● **CHALLENGE**
Restate the whole of the material. Keep every word, and drop the pictures.

● **DATA FOR THIS TASK**
==*==

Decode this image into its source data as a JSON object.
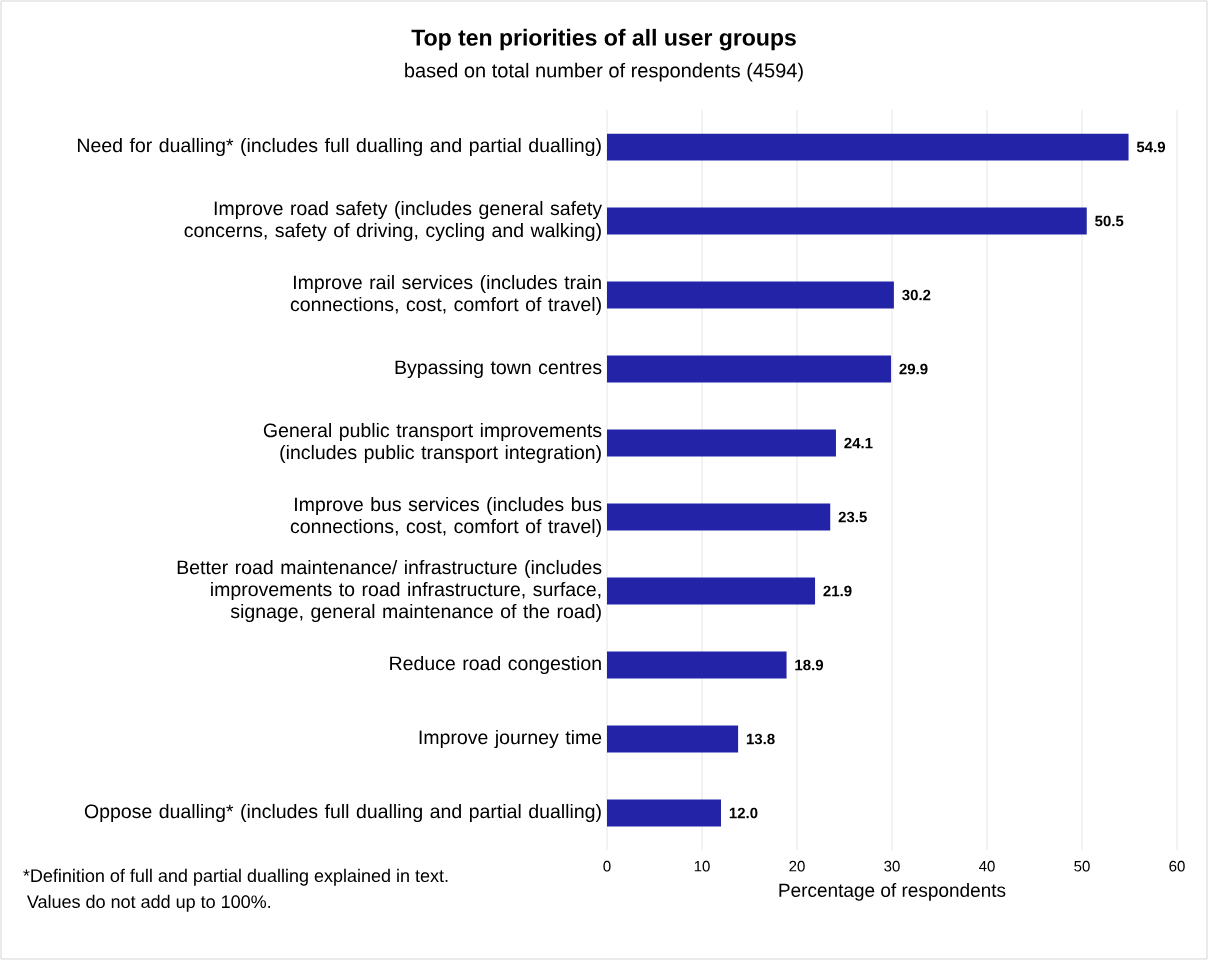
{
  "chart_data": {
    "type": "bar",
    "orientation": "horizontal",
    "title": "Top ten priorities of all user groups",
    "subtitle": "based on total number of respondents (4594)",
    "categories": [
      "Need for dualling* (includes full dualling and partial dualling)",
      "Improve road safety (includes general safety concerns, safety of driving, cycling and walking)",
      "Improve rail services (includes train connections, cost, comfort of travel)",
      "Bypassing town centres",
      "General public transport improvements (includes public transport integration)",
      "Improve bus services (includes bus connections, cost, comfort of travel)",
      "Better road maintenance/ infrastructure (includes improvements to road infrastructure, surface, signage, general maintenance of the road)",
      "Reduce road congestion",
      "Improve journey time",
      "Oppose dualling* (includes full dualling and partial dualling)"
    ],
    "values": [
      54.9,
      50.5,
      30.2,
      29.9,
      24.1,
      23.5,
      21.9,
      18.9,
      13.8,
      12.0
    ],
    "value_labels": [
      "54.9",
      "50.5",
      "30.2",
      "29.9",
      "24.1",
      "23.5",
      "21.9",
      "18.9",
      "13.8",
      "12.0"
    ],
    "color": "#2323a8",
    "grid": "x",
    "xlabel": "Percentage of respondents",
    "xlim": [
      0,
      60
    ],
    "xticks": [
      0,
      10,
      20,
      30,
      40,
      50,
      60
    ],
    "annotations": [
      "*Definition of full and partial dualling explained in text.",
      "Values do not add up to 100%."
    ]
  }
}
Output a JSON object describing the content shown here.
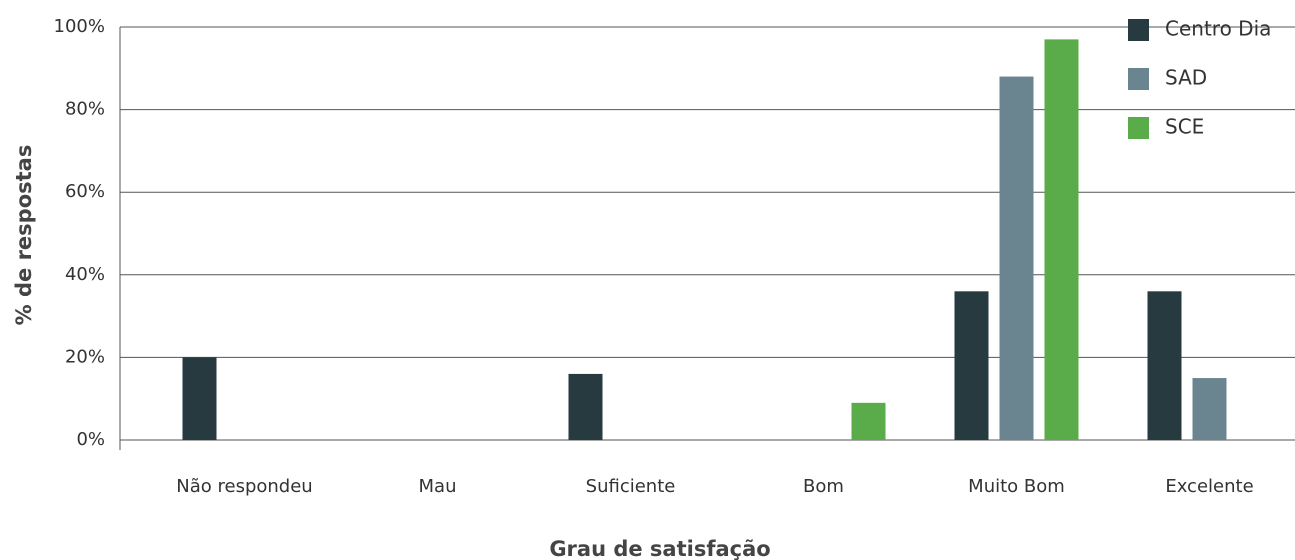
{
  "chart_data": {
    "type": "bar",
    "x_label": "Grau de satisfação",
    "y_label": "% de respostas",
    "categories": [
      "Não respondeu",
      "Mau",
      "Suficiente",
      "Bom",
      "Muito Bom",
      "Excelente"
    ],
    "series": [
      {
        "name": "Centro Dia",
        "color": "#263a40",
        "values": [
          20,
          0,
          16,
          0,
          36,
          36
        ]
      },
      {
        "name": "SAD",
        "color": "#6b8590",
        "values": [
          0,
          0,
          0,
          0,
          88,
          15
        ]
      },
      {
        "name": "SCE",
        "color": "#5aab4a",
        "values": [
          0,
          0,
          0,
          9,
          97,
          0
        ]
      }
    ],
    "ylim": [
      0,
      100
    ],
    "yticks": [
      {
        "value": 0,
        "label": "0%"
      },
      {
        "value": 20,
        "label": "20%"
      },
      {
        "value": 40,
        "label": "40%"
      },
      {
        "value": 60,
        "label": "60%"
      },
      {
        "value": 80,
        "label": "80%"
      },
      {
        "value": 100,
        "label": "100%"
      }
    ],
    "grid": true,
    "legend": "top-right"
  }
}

==*==

● **THE REPLY**
Decode this image into its source data as a JSON object.
{
  "chart_data": {
    "type": "bar",
    "orientation": "horizontal",
    "title": "Top ten priorities of all user groups",
    "subtitle": "based on total number of respondents (4594)",
    "categories": [
      "Need for dualling* (includes full dualling and partial dualling)",
      "Improve road safety (includes general safety concerns, safety of driving, cycling and walking)",
      "Improve rail services (includes train connections, cost, comfort of travel)",
      "Bypassing town centres",
      "General public transport improvements (includes public transport integration)",
      "Improve bus services (includes bus connections, cost, comfort of travel)",
      "Better road maintenance/ infrastructure (includes improvements to road infrastructure, surface, signage, general maintenance of the road)",
      "Reduce road congestion",
      "Improve journey time",
      "Oppose dualling* (includes full dualling and partial dualling)"
    ],
    "values": [
      54.9,
      50.5,
      30.2,
      29.9,
      24.1,
      23.5,
      21.9,
      18.9,
      13.8,
      12.0
    ],
    "value_labels": [
      "54.9",
      "50.5",
      "30.2",
      "29.9",
      "24.1",
      "23.5",
      "21.9",
      "18.9",
      "13.8",
      "12.0"
    ],
    "color": "#2323a8",
    "grid": "x",
    "xlabel": "Percentage of respondents",
    "xlim": [
      0,
      60
    ],
    "xticks": [
      0,
      10,
      20,
      30,
      40,
      50,
      60
    ],
    "annotations": [
      "*Definition of full and partial dualling explained in text.",
      "Values do not add up to 100%."
    ]
  }
}
Output a JSON object describing the content shown here.
{
  "chart_data": {
    "type": "bar",
    "x_label": "Grau de satisfação",
    "y_label": "% de respostas",
    "categories": [
      "Não respondeu",
      "Mau",
      "Suficiente",
      "Bom",
      "Muito Bom",
      "Excelente"
    ],
    "series": [
      {
        "name": "Centro Dia",
        "color": "#263a40",
        "values": [
          20,
          0,
          16,
          0,
          36,
          36
        ]
      },
      {
        "name": "SAD",
        "color": "#6b8590",
        "values": [
          0,
          0,
          0,
          0,
          88,
          15
        ]
      },
      {
        "name": "SCE",
        "color": "#5aab4a",
        "values": [
          0,
          0,
          0,
          9,
          97,
          0
        ]
      }
    ],
    "ylim": [
      0,
      100
    ],
    "yticks": [
      {
        "value": 0,
        "label": "0%"
      },
      {
        "value": 20,
        "label": "20%"
      },
      {
        "value": 40,
        "label": "40%"
      },
      {
        "value": 60,
        "label": "60%"
      },
      {
        "value": 80,
        "label": "80%"
      },
      {
        "value": 100,
        "label": "100%"
      }
    ],
    "grid": true,
    "legend": "top-right"
  }
}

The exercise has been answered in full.